:: EXTRACT ::
Weymouth edited and compiled Thomas Jefferson: The Man, His World, His Influence (1973, G.P. Putnam), a collection which includes contributions from leading Jeffersonian scholars. She is the author of America in 1876, The Way We Were (1976, Random House). She worked as a freelance journalist and contributing editor from 1977 to 1983 for such publications as New York magazine, The New York Times Magazine, Esquire, Atlantic Monthly, and Parade. From 1983 to 1986 she was a contributing editor for the Los Angeles Times.

Weymouth presently serves as Senior Associate Editor of The Washington Post. She has been writing on foreign affairs and conducting exclusive interviews with foreign heads of state since 1986. She is well known for having secured hard-to-get exclusive interviews with heads of state. Among her most famous interviews are her 1984 interview with Saddam Hussein, which was the first interview he granted an American journalist; her 2002 interview with Colonel Muammar Gaddafi in his tent in the Libyan Desert; in November 2002 he conducted an interview with the newly elected president of Brazil Luis Inacio Lula da Silva;[9][10][11] and her 2007 interview with Pakistan’s Prime Minister Benazir Bhutto two weeks before she was assassinated. She has also conducted exclusive interviews with Egyptian President Abdel Fatah al-Sissi and Hosni Mubarak; Jordan’s King Abdullah II; and Syria’s Presidents Hafez al-Assad and Bashar al-Assad. In 2022, she interviewed Ukraine’s President Volodymyr Zelensky just before the war broke out.

:: SET TASKS ::
**1.** Reproduce the part of the passage on Weymouth from "Weymouth edited and" to "Los Angeles Times.".
**2.** According to the passage on Weymouth, what position did she hold at the Los Angeles Times from 1983 to 1986?
**3.** Continue the passage on Weymouth from where it stops.

:: LISTED RECORDS ::
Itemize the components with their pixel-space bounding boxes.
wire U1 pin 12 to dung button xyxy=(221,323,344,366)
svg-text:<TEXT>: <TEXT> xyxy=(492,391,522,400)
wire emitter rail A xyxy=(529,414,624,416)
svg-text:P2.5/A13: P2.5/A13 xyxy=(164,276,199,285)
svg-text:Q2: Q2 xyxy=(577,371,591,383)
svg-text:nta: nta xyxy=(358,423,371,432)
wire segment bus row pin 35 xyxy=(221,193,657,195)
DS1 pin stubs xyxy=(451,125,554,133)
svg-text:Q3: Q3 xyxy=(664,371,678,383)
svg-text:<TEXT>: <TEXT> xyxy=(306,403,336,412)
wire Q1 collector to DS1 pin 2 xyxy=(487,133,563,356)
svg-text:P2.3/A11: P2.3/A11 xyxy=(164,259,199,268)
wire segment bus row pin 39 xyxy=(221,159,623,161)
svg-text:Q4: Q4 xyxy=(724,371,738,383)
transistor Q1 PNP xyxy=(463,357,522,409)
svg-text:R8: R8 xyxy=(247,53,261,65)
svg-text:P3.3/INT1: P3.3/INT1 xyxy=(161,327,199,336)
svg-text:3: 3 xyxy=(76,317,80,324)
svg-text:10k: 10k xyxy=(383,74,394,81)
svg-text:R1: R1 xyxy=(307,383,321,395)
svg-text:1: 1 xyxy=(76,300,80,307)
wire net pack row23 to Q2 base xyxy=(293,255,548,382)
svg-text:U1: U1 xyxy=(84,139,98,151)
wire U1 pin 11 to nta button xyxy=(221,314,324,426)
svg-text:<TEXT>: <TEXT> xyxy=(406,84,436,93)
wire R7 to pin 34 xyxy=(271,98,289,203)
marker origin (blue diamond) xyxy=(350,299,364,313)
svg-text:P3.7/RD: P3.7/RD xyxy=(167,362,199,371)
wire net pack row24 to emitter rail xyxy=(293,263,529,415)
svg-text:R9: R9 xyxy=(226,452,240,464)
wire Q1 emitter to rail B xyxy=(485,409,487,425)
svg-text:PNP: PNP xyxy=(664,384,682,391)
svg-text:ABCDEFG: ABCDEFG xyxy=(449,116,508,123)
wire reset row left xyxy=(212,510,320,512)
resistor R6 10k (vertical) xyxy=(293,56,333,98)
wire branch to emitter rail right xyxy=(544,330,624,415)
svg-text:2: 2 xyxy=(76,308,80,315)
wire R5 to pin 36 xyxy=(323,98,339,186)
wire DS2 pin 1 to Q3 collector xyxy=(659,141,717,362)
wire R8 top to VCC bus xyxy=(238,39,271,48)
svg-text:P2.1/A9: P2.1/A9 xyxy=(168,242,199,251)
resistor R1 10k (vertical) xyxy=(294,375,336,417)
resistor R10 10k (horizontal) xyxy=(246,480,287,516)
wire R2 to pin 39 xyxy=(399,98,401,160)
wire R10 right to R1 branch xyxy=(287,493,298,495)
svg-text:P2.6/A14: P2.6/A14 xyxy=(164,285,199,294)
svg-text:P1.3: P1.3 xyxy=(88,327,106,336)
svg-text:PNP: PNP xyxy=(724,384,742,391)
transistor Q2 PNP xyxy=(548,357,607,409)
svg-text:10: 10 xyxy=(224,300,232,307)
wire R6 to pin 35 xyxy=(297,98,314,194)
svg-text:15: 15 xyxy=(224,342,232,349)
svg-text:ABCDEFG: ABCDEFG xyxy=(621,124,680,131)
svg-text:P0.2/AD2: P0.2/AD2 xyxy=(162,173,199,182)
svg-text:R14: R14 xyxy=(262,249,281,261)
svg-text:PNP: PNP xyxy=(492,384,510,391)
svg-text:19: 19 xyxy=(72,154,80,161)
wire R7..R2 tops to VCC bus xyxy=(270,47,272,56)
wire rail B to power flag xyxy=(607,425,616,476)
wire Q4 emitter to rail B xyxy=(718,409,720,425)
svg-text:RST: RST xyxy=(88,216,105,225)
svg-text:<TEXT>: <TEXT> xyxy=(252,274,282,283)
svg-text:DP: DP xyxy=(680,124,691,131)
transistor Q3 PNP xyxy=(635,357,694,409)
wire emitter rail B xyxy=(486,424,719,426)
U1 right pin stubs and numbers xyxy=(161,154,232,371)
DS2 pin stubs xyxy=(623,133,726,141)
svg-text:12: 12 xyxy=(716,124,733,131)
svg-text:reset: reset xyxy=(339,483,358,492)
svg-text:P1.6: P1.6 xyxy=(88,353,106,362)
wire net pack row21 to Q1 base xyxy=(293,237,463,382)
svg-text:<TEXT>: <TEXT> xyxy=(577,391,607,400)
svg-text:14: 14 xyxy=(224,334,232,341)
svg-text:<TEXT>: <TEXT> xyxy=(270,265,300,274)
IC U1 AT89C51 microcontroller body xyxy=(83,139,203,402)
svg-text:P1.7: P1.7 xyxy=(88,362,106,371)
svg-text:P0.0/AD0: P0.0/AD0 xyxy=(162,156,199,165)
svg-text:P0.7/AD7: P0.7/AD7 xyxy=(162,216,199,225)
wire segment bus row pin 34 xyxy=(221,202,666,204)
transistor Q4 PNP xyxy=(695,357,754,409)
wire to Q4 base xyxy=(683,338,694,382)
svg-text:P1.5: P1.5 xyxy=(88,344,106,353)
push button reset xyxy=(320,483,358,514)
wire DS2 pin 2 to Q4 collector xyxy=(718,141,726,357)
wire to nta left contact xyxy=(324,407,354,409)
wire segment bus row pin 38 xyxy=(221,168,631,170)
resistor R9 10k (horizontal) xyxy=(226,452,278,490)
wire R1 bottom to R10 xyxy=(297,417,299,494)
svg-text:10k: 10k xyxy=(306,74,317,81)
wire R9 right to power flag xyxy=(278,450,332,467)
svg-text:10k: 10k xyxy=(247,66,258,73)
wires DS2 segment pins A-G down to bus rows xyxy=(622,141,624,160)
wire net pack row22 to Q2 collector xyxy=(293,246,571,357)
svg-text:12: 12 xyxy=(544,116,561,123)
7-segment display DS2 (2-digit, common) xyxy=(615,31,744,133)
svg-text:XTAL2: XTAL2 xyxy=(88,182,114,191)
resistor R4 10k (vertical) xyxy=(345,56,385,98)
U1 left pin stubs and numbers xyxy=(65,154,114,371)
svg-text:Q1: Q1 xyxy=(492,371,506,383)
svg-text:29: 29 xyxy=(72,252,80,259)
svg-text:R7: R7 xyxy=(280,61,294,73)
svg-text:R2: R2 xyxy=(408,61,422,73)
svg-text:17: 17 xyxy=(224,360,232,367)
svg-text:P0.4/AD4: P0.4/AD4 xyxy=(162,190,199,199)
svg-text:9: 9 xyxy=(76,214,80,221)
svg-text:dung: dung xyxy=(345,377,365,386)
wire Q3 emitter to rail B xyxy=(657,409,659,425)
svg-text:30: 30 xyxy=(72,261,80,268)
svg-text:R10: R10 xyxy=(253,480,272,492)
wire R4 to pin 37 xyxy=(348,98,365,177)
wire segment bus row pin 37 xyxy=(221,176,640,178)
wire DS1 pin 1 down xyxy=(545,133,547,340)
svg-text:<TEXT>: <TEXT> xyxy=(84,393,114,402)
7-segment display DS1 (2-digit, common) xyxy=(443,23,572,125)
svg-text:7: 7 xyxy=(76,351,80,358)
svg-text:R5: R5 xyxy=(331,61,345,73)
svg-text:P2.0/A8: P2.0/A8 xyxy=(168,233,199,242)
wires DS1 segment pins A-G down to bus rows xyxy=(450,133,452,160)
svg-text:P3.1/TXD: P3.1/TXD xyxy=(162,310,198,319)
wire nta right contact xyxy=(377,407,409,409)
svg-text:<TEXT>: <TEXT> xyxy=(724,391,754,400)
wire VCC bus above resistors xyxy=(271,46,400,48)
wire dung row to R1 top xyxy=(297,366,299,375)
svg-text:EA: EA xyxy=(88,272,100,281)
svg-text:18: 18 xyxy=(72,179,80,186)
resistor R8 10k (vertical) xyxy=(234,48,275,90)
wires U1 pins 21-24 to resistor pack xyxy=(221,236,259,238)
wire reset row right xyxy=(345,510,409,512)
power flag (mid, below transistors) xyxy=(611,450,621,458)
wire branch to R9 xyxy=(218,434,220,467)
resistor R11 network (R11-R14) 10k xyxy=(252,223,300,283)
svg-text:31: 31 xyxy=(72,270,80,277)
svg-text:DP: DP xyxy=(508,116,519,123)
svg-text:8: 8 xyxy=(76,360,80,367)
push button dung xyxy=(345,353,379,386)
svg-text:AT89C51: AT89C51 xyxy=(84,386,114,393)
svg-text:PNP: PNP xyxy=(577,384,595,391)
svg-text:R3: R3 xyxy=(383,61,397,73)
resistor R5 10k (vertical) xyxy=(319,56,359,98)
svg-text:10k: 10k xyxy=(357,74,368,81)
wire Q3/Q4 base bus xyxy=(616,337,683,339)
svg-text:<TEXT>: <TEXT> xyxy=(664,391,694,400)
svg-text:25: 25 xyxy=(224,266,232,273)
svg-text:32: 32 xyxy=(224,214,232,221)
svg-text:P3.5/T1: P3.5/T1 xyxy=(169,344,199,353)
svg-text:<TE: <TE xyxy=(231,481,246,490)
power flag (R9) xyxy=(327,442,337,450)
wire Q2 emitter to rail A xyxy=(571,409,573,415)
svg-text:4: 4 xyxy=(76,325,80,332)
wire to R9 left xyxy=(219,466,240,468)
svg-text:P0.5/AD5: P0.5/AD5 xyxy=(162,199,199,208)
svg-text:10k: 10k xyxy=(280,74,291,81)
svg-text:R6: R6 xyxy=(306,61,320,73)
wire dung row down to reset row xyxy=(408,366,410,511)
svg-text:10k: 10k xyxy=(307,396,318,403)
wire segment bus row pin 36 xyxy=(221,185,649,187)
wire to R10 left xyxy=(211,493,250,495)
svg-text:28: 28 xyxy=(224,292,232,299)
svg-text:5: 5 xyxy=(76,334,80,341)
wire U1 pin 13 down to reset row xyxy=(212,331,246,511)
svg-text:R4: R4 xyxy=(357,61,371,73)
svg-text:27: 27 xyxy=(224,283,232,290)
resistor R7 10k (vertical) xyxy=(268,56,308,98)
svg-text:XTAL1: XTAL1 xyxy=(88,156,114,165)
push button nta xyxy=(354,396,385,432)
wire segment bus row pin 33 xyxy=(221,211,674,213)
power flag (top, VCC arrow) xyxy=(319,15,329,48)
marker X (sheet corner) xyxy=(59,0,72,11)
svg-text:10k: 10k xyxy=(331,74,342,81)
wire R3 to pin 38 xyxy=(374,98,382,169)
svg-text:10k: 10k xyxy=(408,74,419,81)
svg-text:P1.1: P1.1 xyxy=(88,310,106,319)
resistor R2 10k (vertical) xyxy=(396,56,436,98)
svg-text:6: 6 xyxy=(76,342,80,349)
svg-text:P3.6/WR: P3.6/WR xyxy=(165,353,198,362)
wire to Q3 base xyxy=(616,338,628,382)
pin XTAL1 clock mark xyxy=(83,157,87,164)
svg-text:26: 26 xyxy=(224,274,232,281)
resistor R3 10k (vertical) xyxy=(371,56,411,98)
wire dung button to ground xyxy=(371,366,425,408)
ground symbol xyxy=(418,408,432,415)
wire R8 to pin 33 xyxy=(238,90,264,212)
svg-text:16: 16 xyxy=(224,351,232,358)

:: PER-TASK ANSWERS ::
**1.**
Weymouth edited and compiled Thomas Jefferson: The Man, His World, His Influence (1973, G.P. Putnam), a collection which includes contributions from leading Jeffersonian scholars. She is the author of America in 1876, The Way We Were (1976, Random House). She worked as a freelance journalist and contributing editor from 1977 to 1983 for such publications as New York magazine, The New York Times Magazine, Esquire, Atlantic Monthly, and Parade. From 1983 to 1986 she was a contributing editor for the Los Angeles Times.

**2.** She was a contributing editor.

**3.**
In June 2017, Lally Weymouth conducted the first foreign interview with South Korea's new President Moon Jae-in in Seoul to discuss the crisis in North Korea. In April, Lally Weymouth interviewed Italy's new Prime Minister Gentilioni to discuss the flow of refugees into that country. Jordan's King Abdullah II also granted Mrs. Weymouth an interview in April and he discussed the Islamic State and the future of Syria. In March 2017, she travelled to Estonia to interview President Kersti Kaljulaid about the threat from Russia. She then went to Lithuania, where she interviewed President Dailia Grybauskaite about the same topics. In January, Lally Weymouth interviewed Masoud Barzani, President of the Kurdistan Region of Iraq, about the battle for Mosul. In December 2016, Lally Weymouth travelled to Peru to conduct an interview with Peru's President Pedro Pablo Kuczynski. In September 2016, she interviewed Colombia's President Manuel Santos and Italy's former Prime Minister Matteo Renzi.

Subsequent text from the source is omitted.